▸ **What to work on**: Copy every item below word for word, keeping each line as it appears.

┄┄┄┄┄┄┄┄┄┄

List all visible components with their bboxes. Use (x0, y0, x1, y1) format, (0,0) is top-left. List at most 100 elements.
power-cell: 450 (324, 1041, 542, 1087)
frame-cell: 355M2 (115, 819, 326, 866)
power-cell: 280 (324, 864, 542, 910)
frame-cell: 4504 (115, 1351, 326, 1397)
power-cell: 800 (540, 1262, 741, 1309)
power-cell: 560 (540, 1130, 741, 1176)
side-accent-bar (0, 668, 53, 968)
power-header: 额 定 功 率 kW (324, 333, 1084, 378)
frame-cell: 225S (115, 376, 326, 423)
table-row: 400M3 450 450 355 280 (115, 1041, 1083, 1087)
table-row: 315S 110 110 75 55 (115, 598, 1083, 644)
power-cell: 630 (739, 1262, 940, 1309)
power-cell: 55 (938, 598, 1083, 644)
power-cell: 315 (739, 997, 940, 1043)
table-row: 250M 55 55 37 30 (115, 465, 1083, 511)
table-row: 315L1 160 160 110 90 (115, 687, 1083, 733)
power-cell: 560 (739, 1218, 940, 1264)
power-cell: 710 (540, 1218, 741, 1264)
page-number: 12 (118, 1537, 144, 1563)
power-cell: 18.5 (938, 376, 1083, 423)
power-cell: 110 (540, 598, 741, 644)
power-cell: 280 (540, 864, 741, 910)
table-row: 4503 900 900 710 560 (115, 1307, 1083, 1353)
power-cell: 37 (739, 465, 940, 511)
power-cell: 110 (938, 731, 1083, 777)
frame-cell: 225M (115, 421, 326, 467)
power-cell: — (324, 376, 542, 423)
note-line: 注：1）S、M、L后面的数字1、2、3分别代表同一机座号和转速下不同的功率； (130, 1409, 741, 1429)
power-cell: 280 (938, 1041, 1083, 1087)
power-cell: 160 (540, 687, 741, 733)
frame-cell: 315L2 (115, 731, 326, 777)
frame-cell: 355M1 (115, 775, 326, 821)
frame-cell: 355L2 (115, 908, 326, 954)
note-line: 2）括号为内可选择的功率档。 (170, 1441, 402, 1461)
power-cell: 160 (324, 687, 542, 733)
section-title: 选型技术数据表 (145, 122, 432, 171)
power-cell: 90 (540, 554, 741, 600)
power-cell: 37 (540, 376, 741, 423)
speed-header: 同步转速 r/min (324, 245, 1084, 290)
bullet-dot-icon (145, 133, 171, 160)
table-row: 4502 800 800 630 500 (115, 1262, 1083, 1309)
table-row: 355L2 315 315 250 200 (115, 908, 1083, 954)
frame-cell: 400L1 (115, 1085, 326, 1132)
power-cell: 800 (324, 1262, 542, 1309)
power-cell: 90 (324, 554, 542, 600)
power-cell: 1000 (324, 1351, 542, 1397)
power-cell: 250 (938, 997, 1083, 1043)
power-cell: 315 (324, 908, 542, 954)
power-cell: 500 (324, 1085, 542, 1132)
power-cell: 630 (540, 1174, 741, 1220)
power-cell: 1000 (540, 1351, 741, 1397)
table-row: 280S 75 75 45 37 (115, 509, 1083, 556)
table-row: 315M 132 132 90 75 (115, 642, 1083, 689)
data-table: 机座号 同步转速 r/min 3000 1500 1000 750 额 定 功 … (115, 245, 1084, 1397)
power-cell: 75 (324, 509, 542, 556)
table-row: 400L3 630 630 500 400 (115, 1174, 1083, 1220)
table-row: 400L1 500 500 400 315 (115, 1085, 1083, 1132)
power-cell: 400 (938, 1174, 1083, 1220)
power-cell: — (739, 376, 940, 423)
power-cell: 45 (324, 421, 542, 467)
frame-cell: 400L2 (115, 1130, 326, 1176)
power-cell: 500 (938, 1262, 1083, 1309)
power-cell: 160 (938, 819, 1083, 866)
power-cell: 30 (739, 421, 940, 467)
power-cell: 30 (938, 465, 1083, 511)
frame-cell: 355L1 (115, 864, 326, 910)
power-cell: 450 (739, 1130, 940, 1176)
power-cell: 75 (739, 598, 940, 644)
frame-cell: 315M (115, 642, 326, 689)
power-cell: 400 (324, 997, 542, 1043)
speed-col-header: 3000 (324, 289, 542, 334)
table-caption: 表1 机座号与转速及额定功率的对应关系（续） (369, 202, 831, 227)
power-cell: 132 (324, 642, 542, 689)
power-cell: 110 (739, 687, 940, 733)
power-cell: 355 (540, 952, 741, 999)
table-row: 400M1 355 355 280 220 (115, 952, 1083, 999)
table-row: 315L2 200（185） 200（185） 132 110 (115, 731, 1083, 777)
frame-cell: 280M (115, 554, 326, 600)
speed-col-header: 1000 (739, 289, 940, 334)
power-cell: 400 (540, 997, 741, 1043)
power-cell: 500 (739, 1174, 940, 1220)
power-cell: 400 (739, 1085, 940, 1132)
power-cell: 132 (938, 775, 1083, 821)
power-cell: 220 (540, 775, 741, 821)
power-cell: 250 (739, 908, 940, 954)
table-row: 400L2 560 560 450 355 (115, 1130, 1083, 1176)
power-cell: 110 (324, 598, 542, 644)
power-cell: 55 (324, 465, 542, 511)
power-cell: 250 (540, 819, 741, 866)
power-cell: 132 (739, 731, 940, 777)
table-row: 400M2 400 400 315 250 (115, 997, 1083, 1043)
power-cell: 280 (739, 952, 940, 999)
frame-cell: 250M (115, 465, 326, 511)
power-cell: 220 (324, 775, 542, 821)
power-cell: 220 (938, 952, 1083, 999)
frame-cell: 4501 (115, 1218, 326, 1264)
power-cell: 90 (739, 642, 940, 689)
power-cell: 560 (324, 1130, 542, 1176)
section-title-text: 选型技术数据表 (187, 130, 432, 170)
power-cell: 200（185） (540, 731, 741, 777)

┄┄┄┄┄┄┄┄┄┄

▸ **Written response**:
List all visible components with their bboxes. Use (x0, y0, x1, y1) format, (0,0) is top-left. List at most 100 elements.
power-cell: 450 (324, 1041, 542, 1087)
frame-cell: 355M2 (115, 819, 326, 866)
power-cell: 280 (324, 864, 542, 910)
frame-cell: 4504 (115, 1351, 326, 1397)
power-cell: 800 (540, 1262, 741, 1309)
power-cell: 560 (540, 1130, 741, 1176)
side-accent-bar (0, 668, 53, 968)
power-header: 额 定 功 率 kW (324, 333, 1084, 378)
frame-cell: 225S (115, 376, 326, 423)
table-row: 400M3 450 450 355 280 (115, 1041, 1083, 1087)
table-row: 315S 110 110 75 55 (115, 598, 1083, 644)
power-cell: 630 (739, 1262, 940, 1309)
power-cell: 55 (938, 598, 1083, 644)
power-cell: 315 (739, 997, 940, 1043)
table-row: 250M 55 55 37 30 (115, 465, 1083, 511)
table-row: 315L1 160 160 110 90 (115, 687, 1083, 733)
power-cell: 560 (739, 1218, 940, 1264)
power-cell: 710 (540, 1218, 741, 1264)
page-number: 12 (118, 1537, 144, 1563)
power-cell: 18.5 (938, 376, 1083, 423)
power-cell: 110 (540, 598, 741, 644)
power-cell: 280 (540, 864, 741, 910)
table-row: 4503 900 900 710 560 (115, 1307, 1083, 1353)
power-cell: 37 (739, 465, 940, 511)
power-cell: 110 (938, 731, 1083, 777)
frame-cell: 225M (115, 421, 326, 467)
power-cell: — (324, 376, 542, 423)
note-line: 注：1）S、M、L后面的数字1、2、3分别代表同一机座号和转速下不同的功率； (130, 1409, 741, 1429)
power-cell: 280 (938, 1041, 1083, 1087)
power-cell: 160 (540, 687, 741, 733)
frame-cell: 315L2 (115, 731, 326, 777)
frame-cell: 355M1 (115, 775, 326, 821)
frame-cell: 355L2 (115, 908, 326, 954)
note-line: 2）括号为内可选择的功率档。 (170, 1441, 402, 1461)
power-cell: 160 (324, 687, 542, 733)
section-title: 选型技术数据表 (145, 122, 432, 171)
power-cell: 90 (540, 554, 741, 600)
power-cell: 37 (540, 376, 741, 423)
speed-header: 同步转速 r/min (324, 245, 1084, 290)
bullet-dot-icon (145, 133, 171, 160)
table-row: 4502 800 800 630 500 (115, 1262, 1083, 1309)
table-row: 355L2 315 315 250 200 (115, 908, 1083, 954)
frame-cell: 400L1 (115, 1085, 326, 1132)
power-cell: 800 (324, 1262, 542, 1309)
power-cell: 90 (324, 554, 542, 600)
power-cell: 1000 (324, 1351, 542, 1397)
power-cell: 250 (938, 997, 1083, 1043)
power-cell: 315 (324, 908, 542, 954)
power-cell: 500 (324, 1085, 542, 1132)
power-cell: 630 (540, 1174, 741, 1220)
power-cell: 1000 (540, 1351, 741, 1397)
table-row: 280S 75 75 45 37 (115, 509, 1083, 556)
table-row: 315M 132 132 90 75 (115, 642, 1083, 689)
data-table: 机座号 同步转速 r/min 3000 1500 1000 750 额 定 功 … (115, 245, 1084, 1397)
power-cell: 75 (324, 509, 542, 556)
table-row: 400L3 630 630 500 400 (115, 1174, 1083, 1220)
table-row: 400L1 500 500 400 315 (115, 1085, 1083, 1132)
power-cell: 400 (938, 1174, 1083, 1220)
power-cell: — (739, 376, 940, 423)
power-cell: 45 (324, 421, 542, 467)
frame-cell: 400L2 (115, 1130, 326, 1176)
power-cell: 500 (938, 1262, 1083, 1309)
power-cell: 160 (938, 819, 1083, 866)
power-cell: 30 (739, 421, 940, 467)
power-cell: 30 (938, 465, 1083, 511)
frame-cell: 355L1 (115, 864, 326, 910)
power-cell: 450 (739, 1130, 940, 1176)
power-cell: 75 (739, 598, 940, 644)
frame-cell: 315M (115, 642, 326, 689)
power-cell: 400 (324, 997, 542, 1043)
speed-col-header: 3000 (324, 289, 542, 334)
table-caption: 表1 机座号与转速及额定功率的对应关系（续） (369, 202, 831, 227)
power-cell: 132 (324, 642, 542, 689)
power-cell: 110 (739, 687, 940, 733)
power-cell: 355 (540, 952, 741, 999)
table-row: 400M1 355 355 280 220 (115, 952, 1083, 999)
table-row: 315L2 200（185） 200（185） 132 110 (115, 731, 1083, 777)
frame-cell: 280M (115, 554, 326, 600)
speed-col-header: 1000 (739, 289, 940, 334)
power-cell: 400 (540, 997, 741, 1043)
power-cell: 500 (739, 1174, 940, 1220)
power-cell: 400 (739, 1085, 940, 1132)
power-cell: 132 (938, 775, 1083, 821)
power-cell: 220 (540, 775, 741, 821)
power-cell: 250 (739, 908, 940, 954)
table-row: 400L2 560 560 450 355 (115, 1130, 1083, 1176)
power-cell: 110 (324, 598, 542, 644)
power-cell: 55 (324, 465, 542, 511)
power-cell: 250 (540, 819, 741, 866)
power-cell: 132 (739, 731, 940, 777)
table-row: 400M2 400 400 315 250 (115, 997, 1083, 1043)
power-cell: 280 (739, 952, 940, 999)
frame-cell: 250M (115, 465, 326, 511)
power-cell: 220 (324, 775, 542, 821)
power-cell: 220 (938, 952, 1083, 999)
frame-cell: 4501 (115, 1218, 326, 1264)
power-cell: 90 (739, 642, 940, 689)
power-cell: 560 (324, 1130, 542, 1176)
section-title-text: 选型技术数据表 (187, 130, 432, 170)
power-cell: 200（185） (540, 731, 741, 777)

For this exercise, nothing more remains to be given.